__WRITTEN EXERCISE__.
Copy all lines of the listing that include the string "Science".
****
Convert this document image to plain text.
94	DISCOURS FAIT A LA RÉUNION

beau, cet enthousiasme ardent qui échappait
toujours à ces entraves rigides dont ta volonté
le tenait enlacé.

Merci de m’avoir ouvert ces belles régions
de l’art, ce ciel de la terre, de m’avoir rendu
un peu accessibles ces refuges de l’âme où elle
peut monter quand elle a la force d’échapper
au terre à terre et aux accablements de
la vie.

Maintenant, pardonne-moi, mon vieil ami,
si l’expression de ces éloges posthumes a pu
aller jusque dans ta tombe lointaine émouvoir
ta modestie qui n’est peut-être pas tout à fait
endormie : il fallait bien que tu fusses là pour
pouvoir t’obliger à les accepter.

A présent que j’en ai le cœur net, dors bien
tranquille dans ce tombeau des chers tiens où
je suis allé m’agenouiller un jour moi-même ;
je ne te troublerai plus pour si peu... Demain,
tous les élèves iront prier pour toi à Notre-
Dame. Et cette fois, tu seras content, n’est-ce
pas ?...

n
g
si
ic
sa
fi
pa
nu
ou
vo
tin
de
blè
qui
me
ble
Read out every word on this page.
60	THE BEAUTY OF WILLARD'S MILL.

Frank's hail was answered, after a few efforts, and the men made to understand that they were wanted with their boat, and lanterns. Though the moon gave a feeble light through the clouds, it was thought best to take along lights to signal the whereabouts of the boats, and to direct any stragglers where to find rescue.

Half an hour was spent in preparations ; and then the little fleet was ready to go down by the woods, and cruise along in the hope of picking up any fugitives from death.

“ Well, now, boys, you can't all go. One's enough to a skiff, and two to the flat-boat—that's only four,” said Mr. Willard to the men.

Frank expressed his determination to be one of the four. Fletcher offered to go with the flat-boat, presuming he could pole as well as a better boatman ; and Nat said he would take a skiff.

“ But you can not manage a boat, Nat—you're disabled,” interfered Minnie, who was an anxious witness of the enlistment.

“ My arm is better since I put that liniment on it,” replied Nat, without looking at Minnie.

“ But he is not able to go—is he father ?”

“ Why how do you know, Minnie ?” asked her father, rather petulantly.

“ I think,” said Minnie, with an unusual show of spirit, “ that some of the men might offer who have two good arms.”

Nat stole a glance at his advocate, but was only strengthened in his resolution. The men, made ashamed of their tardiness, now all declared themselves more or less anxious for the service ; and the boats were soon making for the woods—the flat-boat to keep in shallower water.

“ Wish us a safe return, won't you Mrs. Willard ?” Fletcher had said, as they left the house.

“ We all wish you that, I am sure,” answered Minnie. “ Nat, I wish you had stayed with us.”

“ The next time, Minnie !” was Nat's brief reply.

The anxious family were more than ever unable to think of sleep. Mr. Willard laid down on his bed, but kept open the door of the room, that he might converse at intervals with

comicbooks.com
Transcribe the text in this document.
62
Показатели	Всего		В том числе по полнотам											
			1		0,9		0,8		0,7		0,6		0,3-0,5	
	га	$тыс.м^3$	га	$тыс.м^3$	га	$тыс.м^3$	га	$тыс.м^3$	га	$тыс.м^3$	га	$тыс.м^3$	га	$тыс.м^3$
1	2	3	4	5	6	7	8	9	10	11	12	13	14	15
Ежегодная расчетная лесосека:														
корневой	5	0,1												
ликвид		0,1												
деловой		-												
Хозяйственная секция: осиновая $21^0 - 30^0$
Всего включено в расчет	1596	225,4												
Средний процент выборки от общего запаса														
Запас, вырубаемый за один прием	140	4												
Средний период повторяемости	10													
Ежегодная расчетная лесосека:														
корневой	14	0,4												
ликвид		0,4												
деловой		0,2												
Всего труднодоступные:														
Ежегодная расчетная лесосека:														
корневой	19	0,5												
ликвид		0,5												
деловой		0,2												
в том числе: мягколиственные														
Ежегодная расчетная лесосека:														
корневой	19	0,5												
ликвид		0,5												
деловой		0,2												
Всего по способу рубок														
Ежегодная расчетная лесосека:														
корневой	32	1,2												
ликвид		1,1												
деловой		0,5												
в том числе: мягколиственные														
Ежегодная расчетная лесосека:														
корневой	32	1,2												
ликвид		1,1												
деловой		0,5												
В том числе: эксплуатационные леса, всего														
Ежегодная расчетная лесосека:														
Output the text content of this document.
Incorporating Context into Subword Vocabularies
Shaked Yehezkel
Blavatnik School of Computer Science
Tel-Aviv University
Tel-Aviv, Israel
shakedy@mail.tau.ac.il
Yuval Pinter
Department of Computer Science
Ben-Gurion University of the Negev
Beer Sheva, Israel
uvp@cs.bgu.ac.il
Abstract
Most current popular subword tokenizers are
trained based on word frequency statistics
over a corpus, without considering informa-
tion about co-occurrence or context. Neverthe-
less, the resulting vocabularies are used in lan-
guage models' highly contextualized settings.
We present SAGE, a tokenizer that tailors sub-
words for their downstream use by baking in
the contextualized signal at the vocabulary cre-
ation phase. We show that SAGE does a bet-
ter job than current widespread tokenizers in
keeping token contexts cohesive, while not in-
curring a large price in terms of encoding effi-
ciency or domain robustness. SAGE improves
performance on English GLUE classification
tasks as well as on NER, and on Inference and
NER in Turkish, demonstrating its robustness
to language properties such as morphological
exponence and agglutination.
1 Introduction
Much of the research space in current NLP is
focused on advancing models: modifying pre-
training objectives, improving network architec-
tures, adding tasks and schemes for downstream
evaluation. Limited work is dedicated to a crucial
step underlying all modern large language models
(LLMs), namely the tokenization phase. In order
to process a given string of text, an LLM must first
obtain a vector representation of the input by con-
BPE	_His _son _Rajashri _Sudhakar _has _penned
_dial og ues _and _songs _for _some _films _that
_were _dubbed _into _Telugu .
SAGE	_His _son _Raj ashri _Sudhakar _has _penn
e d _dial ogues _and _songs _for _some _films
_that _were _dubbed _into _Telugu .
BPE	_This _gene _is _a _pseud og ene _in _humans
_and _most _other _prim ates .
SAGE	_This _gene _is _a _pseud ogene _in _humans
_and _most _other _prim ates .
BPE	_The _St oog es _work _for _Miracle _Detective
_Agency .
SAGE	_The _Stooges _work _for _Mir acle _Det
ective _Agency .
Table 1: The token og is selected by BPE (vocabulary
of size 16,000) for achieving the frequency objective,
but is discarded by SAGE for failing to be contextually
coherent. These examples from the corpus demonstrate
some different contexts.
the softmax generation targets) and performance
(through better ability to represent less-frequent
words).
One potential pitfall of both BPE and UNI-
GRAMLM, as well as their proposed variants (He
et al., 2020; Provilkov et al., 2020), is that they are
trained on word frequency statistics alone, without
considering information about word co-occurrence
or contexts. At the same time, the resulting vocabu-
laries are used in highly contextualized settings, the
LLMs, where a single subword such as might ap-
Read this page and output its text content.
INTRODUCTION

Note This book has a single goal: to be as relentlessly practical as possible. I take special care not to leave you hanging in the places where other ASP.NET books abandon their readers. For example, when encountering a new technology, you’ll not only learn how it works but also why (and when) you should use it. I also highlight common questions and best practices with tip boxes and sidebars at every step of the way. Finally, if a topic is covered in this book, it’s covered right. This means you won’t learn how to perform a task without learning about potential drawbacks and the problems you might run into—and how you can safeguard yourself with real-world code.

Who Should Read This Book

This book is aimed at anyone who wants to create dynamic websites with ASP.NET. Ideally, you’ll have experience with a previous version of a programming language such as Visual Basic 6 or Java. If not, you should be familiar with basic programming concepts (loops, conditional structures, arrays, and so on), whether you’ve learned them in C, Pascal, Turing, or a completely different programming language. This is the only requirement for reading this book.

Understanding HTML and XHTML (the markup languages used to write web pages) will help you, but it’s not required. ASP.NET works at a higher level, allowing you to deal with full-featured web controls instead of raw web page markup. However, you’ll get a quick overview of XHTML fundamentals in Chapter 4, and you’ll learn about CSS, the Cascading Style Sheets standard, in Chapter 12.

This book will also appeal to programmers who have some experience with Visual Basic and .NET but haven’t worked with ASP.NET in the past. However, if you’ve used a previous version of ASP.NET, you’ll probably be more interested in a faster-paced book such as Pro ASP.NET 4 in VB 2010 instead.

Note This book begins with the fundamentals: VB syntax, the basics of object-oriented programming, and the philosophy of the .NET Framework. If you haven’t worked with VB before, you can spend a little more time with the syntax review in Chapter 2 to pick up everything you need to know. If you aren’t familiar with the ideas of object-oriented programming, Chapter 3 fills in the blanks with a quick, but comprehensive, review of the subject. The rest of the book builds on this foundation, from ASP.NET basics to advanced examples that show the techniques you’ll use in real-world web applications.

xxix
****
__OUTPUT OF THE TASK__.
Blavatnik School of Computer Science
Department of Computer Science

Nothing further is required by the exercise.